* **Set task 1**
Reproduce the IS20 upgrade tips from "2. Just buy" to "on the install." word for word.
* **Set task 2**
Write the next part of the IS20 upgrade tips, picking up after their final sentence.

* **Selected text**
━━━

I finally did the IS20 upgrade... Here's some not-so-wise words of wisdom in case anyone else is thinking of doing it themselves-

1. It took me about 2 full days, if your a beginner give yourself at least 2 full days of work and 2 six packs of beer at a MINIMUM. You'll need some courage to do this whole thing.

2. Just buy a By-pass Hose (06K-121-051-M) that connects to the vent valve. Mine was literally fused to the metal (probably melted together from engine heat) and I had to rip the end of the hose to remove it from the metal pipe. I managed to use Gorilla rubber sealing tape on the end and with a hose clamp with the old hose until my new one comes in. So far no leaks!

3. Get the "stubbiest" 8mm Triple square you can find.. mine is about 1.5" long and it was very tough getting some of the tight access bolts. Also a set of stubby T25 and T30, and 5 & 6 mm allen will make your life much easier.

4. Seriously... bag and label everything, it'll save so much time on the install.

5. The coolant line in the rear is incredibly frustrating to remove. Also be prepared for A LOT of coolant to come out even after to think you've drained it all.

━━━

* **Dataset content**
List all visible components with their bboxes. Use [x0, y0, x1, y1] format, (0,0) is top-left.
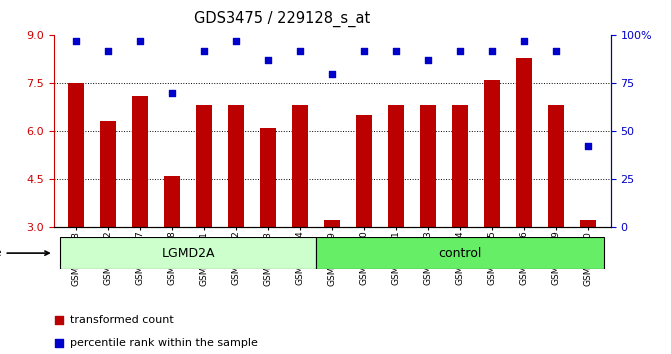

━━━

* **Result 1**
2. Just buy a By-pass Hose (06K-121-051-M) that connects to the vent valve. Mine was literally fused to the metal (probably melted together from engine heat) and I had to rip the end of the hose to remove it from the metal pipe. I managed to use Gorilla rubber sealing tape on the end and with a hose clamp with the old hose until my new one comes in. So far no leaks!

3. Get the "stubbiest" 8mm Triple square you can find.. mine is about 1.5" long and it was very tough getting some of the tight access bolts. Also a set of stubby T25 and T30, and 5 & 6 mm allen will make your life much easier.

4. Seriously... bag and label everything, it'll save so much time on the install.

* **Result 2**
6. Unbolt, but leave the lower oil return line to the engine block that you have to remove until the very end. Mine was mega stuck. Undo the turbo stud nuts and wiggle the turbo to free up and rotate that oil line. I was able to just wiggle the turbo and pull that line out quite easily once everything was free.

7. Just remove all your coil packs before removing the turbo, it'll give you that extra clearance you desperately need.

8. You will definitely need another able body to pull out the old turbo. I tried by myself and I'm definitely "Feelin' it now Mr. Krabs" :(

9. Double, triple, and quadruple check everything before you start reinstalling the new turbo. You don't want to be like me and reinstall something out of order and then have to redo something when your rushing to finish.

10. Keep your coolant and water in your trunk on your first few drives. I had to top off my coolant levels almost 10 times, and even after driving for 30 miles.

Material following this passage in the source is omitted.